_Information shown_:
***

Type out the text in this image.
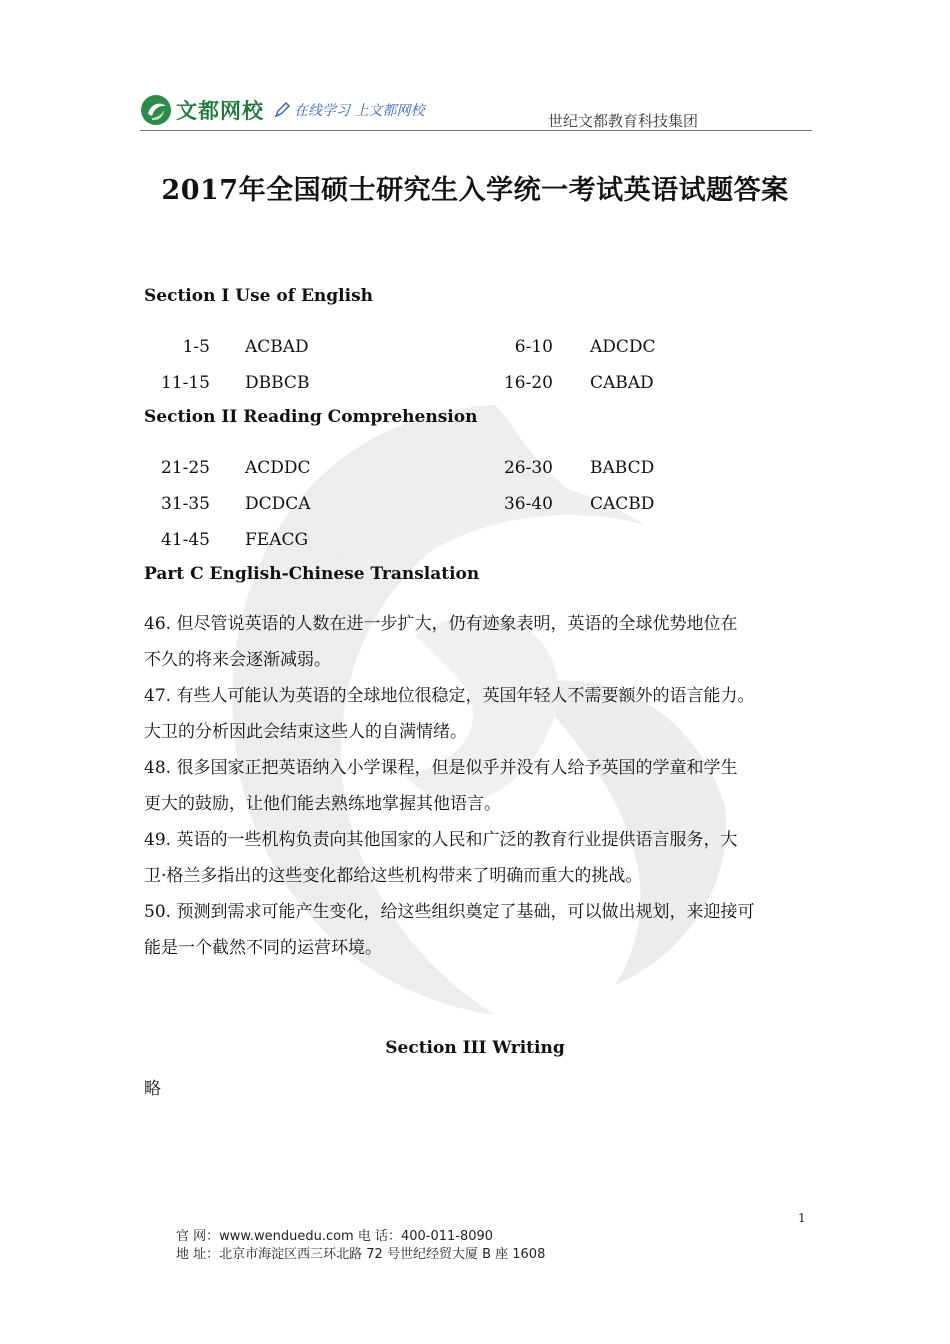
文都网校 在线学习 上文都网校
世纪文都教育科技集团
2017年全国硕士研究生入学统一考试英语试题答案
Section I Use of English
1-5 ACBAD	6-10 ADCDC
11-15 DBBCB	16-20 CABAD
Section II Reading Comprehension
21-25 ACDDC	26-30 BABCD
31-35 DCDCA	36-40 CACBD
41-45 FEACG
Part C English-Chinese Translation
46. 但尽管说英语的人数在进一步扩大，仍有迹象表明，英语的全球优势地位在
不久的将来会逐渐减弱。
47. 有些人可能认为英语的全球地位很稳定，英国年轻人不需要额外的语言能力。
大卫的分析因此会结束这些人的自满情绪。
48. 很多国家正把英语纳入小学课程，但是似乎并没有人给予英国的学童和学生
更大的鼓励，让他们能去熟练地掌握其他语言。
49. 英语的一些机构负责向其他国家的人民和广泛的教育行业提供语言服务，大
卫·格兰多指出的这些变化都给这些机构带来了明确而重大的挑战。
50. 预测到需求可能产生变化，给这些组织奠定了基础，可以做出规划，来迎接可
能是一个截然不同的运营环境。
Section III Writing
略
1
官 网：www.wenduedu.com 电 话：400-011-8090
地 址：北京市海淀区西三环北路 72 号世纪经贸大厦 B 座 1608
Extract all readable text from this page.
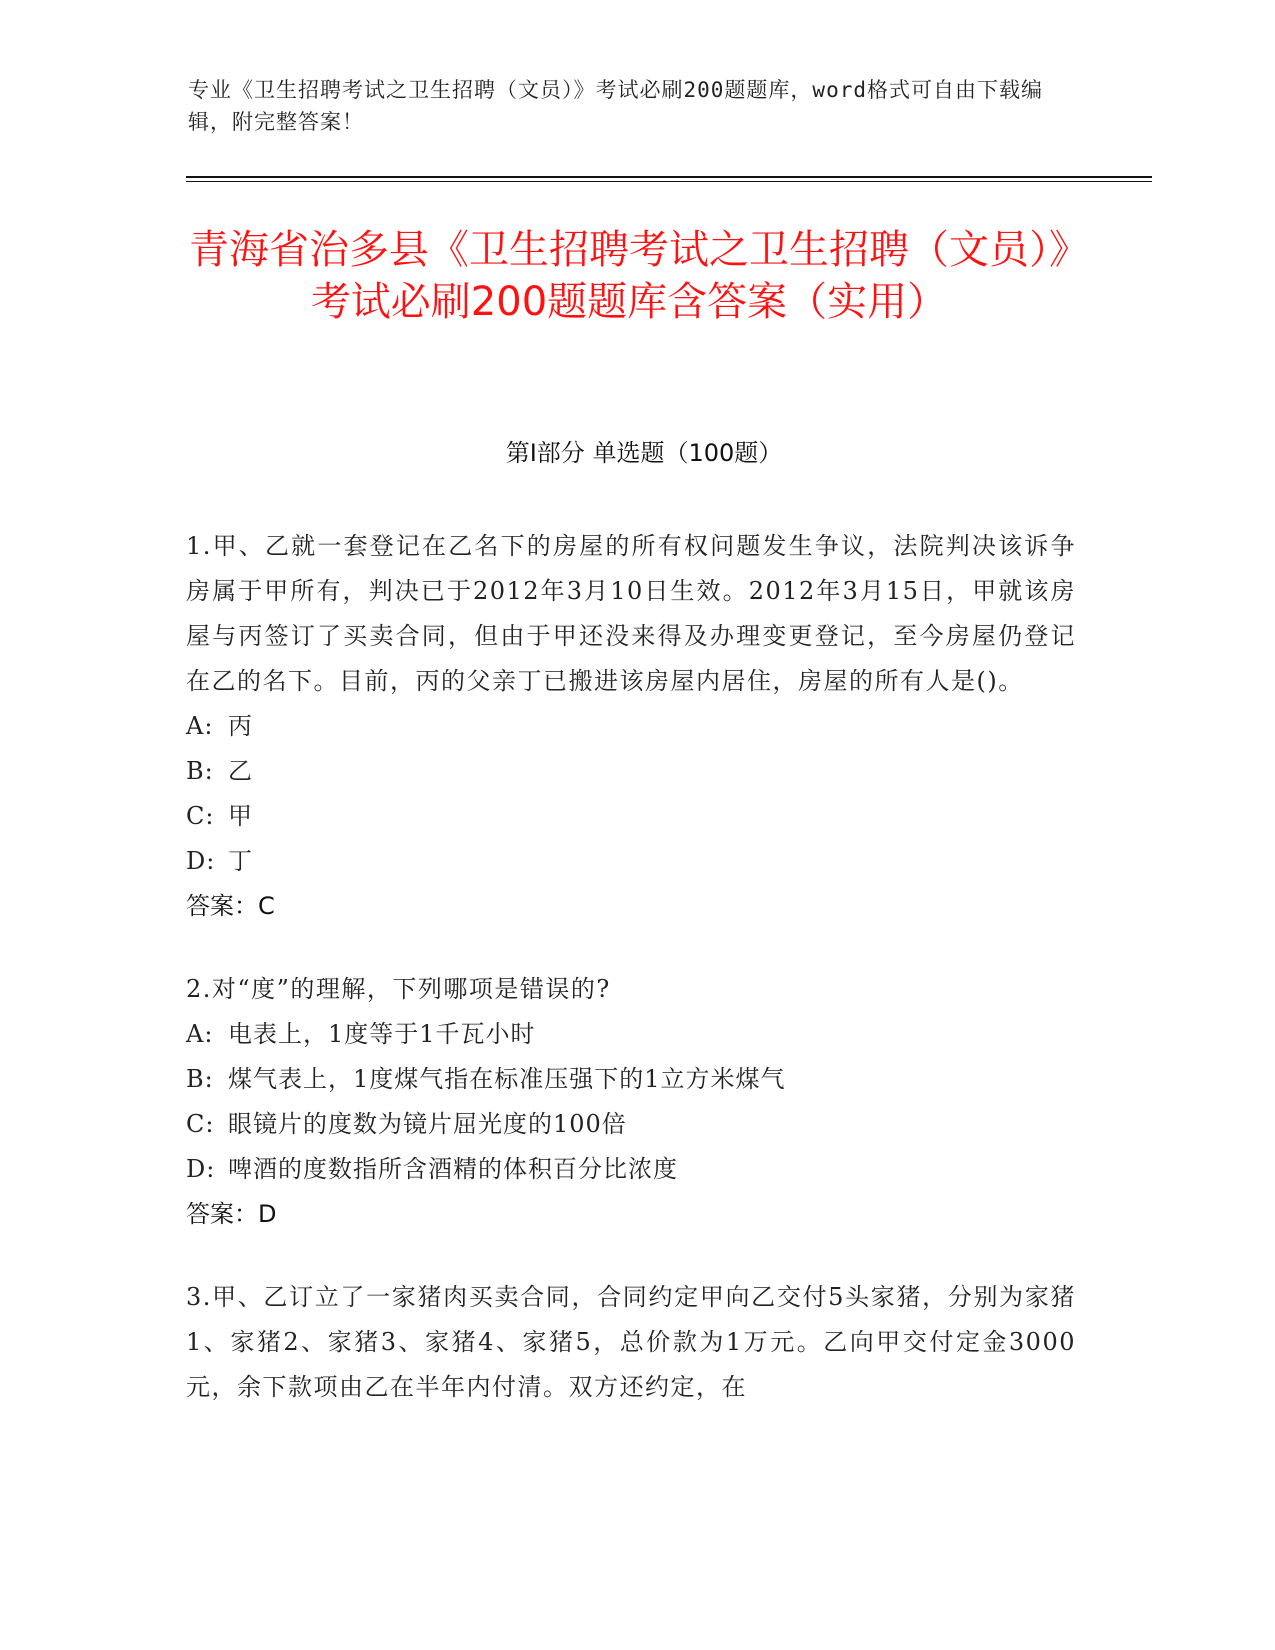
专业《卫生招聘考试之卫生招聘（文员）》考试必刷200题题库，word格式可自由下载编辑，附完整答案！
青海省治多县《卫生招聘考试之卫生招聘（文员）》考试必刷200题题库含答案（实用）
第Ⅰ部分 单选题（100题）

1.甲、乙就一套登记在乙名下的房屋的所有权问题发生争议，法院判决该诉争房属于甲所有，判决已于2012年3月10日生效。2012年3月15日，甲就该房屋与丙签订了买卖合同，但由于甲还没来得及办理变更登记，至今房屋仍登记在乙的名下。目前，丙的父亲丁已搬进该房屋内居住，房屋的所有人是()。

A: 丙

B: 乙

C: 甲

D: 丁

答案：C

2.对“度”的理解，下列哪项是错误的?

A: 电表上，1度等于1千瓦小时

B: 煤气表上，1度煤气指在标准压强下的1立方米煤气

C: 眼镜片的度数为镜片屈光度的100倍

D: 啤酒的度数指所含酒精的体积百分比浓度

答案：D

3.甲、乙订立了一家猪肉买卖合同，合同约定甲向乙交付5头家猪，分别为家猪1、家猪2、家猪3、家猪4、家猪5，总价款为1万元。乙向甲交付定金3000元，余下款项由乙在半年内付清。双方还约定，在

***

_Problem_:
Return all the entries word for word, but omit any pictures they contain.

_Result for this task_:
Type out the text in this image.
文都网校 在线学习 上文都网校
世纪文都教育科技集团
2017年全国硕士研究生入学统一考试英语试题答案
Section I Use of English
1-5 ACBAD	6-10 ADCDC
11-15 DBBCB	16-20 CABAD
Section II Reading Comprehension
21-25 ACDDC	26-30 BABCD
31-35 DCDCA	36-40 CACBD
41-45 FEACG
Part C English-Chinese Translation
46. 但尽管说英语的人数在进一步扩大，仍有迹象表明，英语的全球优势地位在
不久的将来会逐渐减弱。
47. 有些人可能认为英语的全球地位很稳定，英国年轻人不需要额外的语言能力。
大卫的分析因此会结束这些人的自满情绪。
48. 很多国家正把英语纳入小学课程，但是似乎并没有人给予英国的学童和学生
更大的鼓励，让他们能去熟练地掌握其他语言。
49. 英语的一些机构负责向其他国家的人民和广泛的教育行业提供语言服务，大
卫·格兰多指出的这些变化都给这些机构带来了明确而重大的挑战。
50. 预测到需求可能产生变化，给这些组织奠定了基础，可以做出规划，来迎接可
能是一个截然不同的运营环境。
Section III Writing
略
1
官 网：www.wenduedu.com 电 话：400-011-8090
地 址：北京市海淀区西三环北路 72 号世纪经贸大厦 B 座 1608
Extract all readable text from this page.
专业《卫生招聘考试之卫生招聘（文员）》考试必刷200题题库，word格式可自由下载编辑，附完整答案！
青海省治多县《卫生招聘考试之卫生招聘（文员）》考试必刷200题题库含答案（实用）
第Ⅰ部分 单选题（100题）

1.甲、乙就一套登记在乙名下的房屋的所有权问题发生争议，法院判决该诉争房属于甲所有，判决已于2012年3月10日生效。2012年3月15日，甲就该房屋与丙签订了买卖合同，但由于甲还没来得及办理变更登记，至今房屋仍登记在乙的名下。目前，丙的父亲丁已搬进该房屋内居住，房屋的所有人是()。

A: 丙

B: 乙

C: 甲

D: 丁

答案：C

2.对“度”的理解，下列哪项是错误的?

A: 电表上，1度等于1千瓦小时

B: 煤气表上，1度煤气指在标准压强下的1立方米煤气

C: 眼镜片的度数为镜片屈光度的100倍

D: 啤酒的度数指所含酒精的体积百分比浓度

答案：D

3.甲、乙订立了一家猪肉买卖合同，合同约定甲向乙交付5头家猪，分别为家猪1、家猪2、家猪3、家猪4、家猪5，总价款为1万元。乙向甲交付定金3000元，余下款项由乙在半年内付清。双方还约定，在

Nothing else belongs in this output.